● AZIONE RICHIESTA A:
Rispondi brevemente a queste domande sulla lettera a M.:
(i) In quale momento della giornata chi scrive è scesa a salutare M.?
(ii) Quali due oggetti si trovavano accanto a M.?
(iii) Di che tipo era la storia che legava chi scrive e M.?
● AZIONE RICHIESTA B: Trascrivi fedelmente il passo della lettera a M. compreso tra "Sei stata un" e "tempo ingiustamente breve.", estremi inclusi.

Cara M.,
stamattina sono scesa presto, prima che arrivassero altri, a darti il mio saluto, usando quel “tu” così confidenziale che avevo preferito non usare, nonostante le tue insistenze.Eri bellissima come sempre e come sempre straordinariamente ironica.
Il lungo abito da sera, i guanti di tulle, le scarpe con il tacco altissimo: gli abiti che ti eri scelta per tempo, per essere perfetta anche a quest’ultimo appuntamento. E accanto a te, immancabili, sigaretta e accendino.
Ho pensato che mi sarei commossa per l’intensità che ha accompagnato la nostra storia di medico e di paziente. Invece ho sorriso, perché ancora una volta sei riuscita a stupirmi. Sorridevi anche tu: non avrebbe avuto senso fare altro.
Sei stata un incontro prezioso, così consapevole, spiritosa, disincantata e appassionata. Sei stata viva davvero anche se per un tempo ingiustamente breve.

● DATI ESTRATTI:
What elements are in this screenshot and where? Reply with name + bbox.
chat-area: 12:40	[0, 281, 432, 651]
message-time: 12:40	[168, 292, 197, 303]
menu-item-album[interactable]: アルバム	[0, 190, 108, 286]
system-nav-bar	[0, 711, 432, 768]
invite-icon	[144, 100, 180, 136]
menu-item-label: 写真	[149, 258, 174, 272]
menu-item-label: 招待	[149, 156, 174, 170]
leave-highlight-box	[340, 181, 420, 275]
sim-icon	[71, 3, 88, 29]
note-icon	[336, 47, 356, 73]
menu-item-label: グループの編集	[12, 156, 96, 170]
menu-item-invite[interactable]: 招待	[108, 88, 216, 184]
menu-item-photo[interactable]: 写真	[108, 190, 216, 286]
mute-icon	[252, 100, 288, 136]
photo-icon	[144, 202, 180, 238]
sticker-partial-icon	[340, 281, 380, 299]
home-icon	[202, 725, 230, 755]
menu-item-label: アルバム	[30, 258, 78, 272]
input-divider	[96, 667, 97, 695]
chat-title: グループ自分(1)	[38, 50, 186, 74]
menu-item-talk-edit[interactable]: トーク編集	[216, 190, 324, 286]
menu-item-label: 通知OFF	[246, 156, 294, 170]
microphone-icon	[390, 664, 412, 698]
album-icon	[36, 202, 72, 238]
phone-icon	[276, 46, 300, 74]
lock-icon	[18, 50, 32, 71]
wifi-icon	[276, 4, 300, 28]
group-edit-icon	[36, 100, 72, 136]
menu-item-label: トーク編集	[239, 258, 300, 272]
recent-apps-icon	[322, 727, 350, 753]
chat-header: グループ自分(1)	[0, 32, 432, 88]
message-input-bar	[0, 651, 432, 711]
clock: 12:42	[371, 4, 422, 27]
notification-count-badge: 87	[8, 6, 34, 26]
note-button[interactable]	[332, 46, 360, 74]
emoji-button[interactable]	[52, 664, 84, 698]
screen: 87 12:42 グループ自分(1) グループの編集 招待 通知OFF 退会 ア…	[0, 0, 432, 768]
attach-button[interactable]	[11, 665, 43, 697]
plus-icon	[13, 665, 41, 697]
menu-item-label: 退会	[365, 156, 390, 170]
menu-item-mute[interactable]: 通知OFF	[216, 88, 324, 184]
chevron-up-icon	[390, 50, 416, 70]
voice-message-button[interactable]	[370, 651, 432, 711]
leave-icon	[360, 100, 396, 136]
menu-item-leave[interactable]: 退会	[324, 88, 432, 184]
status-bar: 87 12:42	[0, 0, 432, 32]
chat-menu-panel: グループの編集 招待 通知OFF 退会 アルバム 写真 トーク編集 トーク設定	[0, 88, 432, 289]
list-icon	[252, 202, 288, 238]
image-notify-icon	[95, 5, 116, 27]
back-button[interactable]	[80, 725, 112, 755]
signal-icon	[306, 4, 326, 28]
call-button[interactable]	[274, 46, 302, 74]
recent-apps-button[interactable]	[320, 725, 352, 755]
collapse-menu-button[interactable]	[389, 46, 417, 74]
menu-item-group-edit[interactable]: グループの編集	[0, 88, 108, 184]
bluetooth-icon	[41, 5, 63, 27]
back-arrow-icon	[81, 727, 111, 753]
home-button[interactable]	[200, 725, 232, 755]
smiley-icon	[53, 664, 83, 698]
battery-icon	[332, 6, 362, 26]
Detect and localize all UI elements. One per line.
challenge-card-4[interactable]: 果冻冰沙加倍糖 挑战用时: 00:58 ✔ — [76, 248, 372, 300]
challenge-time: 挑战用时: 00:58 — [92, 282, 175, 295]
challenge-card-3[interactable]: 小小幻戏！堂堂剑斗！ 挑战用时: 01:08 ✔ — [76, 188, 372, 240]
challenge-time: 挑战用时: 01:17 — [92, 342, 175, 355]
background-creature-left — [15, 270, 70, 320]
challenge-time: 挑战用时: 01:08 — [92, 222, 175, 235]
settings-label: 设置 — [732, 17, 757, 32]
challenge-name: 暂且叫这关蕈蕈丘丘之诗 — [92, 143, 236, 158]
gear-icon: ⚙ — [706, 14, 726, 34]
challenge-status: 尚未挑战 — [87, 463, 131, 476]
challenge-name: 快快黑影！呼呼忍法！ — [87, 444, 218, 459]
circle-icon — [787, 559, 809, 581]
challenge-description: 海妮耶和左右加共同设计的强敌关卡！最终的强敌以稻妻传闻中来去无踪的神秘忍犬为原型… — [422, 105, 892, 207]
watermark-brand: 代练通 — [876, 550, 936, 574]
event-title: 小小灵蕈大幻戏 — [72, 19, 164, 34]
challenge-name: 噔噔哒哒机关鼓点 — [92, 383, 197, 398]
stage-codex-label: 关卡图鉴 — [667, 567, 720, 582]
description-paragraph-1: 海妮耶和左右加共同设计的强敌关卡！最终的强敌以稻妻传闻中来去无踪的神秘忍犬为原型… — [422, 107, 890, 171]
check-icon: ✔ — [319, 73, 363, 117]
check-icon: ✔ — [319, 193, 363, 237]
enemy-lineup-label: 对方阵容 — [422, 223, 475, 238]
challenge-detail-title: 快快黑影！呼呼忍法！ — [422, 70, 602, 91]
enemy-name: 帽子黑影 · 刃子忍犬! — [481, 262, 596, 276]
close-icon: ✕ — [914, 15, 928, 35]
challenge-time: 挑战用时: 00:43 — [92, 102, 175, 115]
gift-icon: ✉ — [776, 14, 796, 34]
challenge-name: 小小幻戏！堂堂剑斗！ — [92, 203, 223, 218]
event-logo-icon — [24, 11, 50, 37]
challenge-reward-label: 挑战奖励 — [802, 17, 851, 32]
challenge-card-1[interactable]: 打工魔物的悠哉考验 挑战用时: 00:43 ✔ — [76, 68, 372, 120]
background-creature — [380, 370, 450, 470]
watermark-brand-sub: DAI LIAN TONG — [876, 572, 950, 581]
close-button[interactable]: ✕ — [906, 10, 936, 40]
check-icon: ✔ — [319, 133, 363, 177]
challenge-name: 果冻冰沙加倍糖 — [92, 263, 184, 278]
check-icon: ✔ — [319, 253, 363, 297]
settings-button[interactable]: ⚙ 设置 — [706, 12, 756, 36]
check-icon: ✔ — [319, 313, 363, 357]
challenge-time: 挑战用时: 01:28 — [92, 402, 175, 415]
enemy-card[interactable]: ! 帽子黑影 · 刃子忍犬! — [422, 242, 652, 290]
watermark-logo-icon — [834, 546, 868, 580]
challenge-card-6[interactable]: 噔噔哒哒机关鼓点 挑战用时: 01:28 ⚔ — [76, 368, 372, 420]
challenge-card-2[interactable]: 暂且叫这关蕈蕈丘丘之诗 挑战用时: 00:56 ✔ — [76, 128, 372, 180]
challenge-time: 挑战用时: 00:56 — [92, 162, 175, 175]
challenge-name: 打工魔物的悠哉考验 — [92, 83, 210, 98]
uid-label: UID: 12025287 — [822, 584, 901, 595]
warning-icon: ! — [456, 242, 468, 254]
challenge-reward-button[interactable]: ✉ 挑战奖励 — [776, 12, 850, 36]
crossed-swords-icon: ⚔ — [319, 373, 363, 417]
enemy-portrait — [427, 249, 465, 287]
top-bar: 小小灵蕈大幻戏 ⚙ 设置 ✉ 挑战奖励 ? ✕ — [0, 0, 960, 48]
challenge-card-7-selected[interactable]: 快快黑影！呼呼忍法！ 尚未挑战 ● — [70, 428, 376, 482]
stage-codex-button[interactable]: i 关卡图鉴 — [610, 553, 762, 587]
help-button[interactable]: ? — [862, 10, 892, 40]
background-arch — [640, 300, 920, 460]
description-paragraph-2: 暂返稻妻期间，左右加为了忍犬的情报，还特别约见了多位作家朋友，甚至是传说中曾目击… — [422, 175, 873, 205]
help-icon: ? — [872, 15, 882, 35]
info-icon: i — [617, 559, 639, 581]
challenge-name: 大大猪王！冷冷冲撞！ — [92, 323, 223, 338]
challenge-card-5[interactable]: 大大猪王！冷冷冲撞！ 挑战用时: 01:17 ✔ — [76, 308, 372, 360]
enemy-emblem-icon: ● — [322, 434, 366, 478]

● LA TUA RISPOSTA A:
(i) Stamattina presto, prima che arrivassero altri.
(ii) Una sigaretta e un accendino.
(iii) Una storia di medico e di paziente.

● LA TUA RISPOSTA B:
Sei stata un incontro prezioso, così consapevole, spiritosa, disincantata e appassionata. Sei stata viva davvero anche se per un tempo ingiustamente breve.